Problem description: Restate the records below word for word.

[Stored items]
+ + +

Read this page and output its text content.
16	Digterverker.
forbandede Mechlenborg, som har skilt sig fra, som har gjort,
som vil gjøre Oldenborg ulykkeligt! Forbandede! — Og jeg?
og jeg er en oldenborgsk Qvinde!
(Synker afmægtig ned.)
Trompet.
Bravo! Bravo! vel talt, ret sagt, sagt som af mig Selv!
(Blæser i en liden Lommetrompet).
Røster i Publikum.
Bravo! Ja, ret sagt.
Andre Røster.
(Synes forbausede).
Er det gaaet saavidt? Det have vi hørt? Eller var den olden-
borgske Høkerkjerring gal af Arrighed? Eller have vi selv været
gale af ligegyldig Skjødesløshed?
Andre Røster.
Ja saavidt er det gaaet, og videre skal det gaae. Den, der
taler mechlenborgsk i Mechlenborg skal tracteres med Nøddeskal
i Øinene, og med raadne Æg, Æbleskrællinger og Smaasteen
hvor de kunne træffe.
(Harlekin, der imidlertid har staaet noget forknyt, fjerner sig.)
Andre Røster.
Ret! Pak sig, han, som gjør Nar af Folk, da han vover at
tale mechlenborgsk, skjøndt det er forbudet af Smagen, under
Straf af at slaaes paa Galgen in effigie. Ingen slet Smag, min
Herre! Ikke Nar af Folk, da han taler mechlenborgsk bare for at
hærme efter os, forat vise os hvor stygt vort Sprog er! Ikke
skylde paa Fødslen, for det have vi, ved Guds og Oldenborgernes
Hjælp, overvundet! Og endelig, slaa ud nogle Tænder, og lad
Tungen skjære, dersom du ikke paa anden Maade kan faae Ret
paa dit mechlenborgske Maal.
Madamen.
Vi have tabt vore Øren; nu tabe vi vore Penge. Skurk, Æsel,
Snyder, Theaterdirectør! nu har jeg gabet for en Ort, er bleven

+ + +

Solution below:
Read this page and output its text content.
16	Digterverker.
forbandede Mechlenborg, som har skilt sig fra, som har gjort,
som vil gjøre Oldenborg ulykkeligt! Forbandede! — Og jeg?
og jeg er en oldenborgsk Qvinde!
(Synker afmægtig ned.)
Trompet.
Bravo! Bravo! vel talt, ret sagt, sagt som af mig Selv!
(Blæser i en liden Lommetrompet).
Røster i Publikum.
Bravo! Ja, ret sagt.
Andre Røster.
(Synes forbausede).
Er det gaaet saavidt? Det have vi hørt? Eller var den olden-
borgske Høkerkjerring gal af Arrighed? Eller have vi selv været
gale af ligegyldig Skjødesløshed?
Andre Røster.
Ja saavidt er det gaaet, og videre skal det gaae. Den, der
taler mechlenborgsk i Mechlenborg skal tracteres med Nøddeskal
i Øinene, og med raadne Æg, Æbleskrællinger og Smaasteen
hvor de kunne træffe.
(Harlekin, der imidlertid har staaet noget forknyt, fjerner sig.)
Andre Røster.
Ret! Pak sig, han, som gjør Nar af Folk, da han vover at
tale mechlenborgsk, skjøndt det er forbudet af Smagen, under
Straf af at slaaes paa Galgen in effigie. Ingen slet Smag, min
Herre! Ikke Nar af Folk, da han taler mechlenborgsk bare for at
hærme efter os, forat vise os hvor stygt vort Sprog er! Ikke
skylde paa Fødslen, for det have vi, ved Guds og Oldenborgernes
Hjælp, overvundet! Og endelig, slaa ud nogle Tænder, og lad
Tungen skjære, dersom du ikke paa anden Maade kan faae Ret
paa dit mechlenborgske Maal.
Madamen.
Vi have tabt vore Øren; nu tabe vi vore Penge. Skurk, Æsel,
Snyder, Theaterdirectør! nu har jeg gabet for en Ort, er bleven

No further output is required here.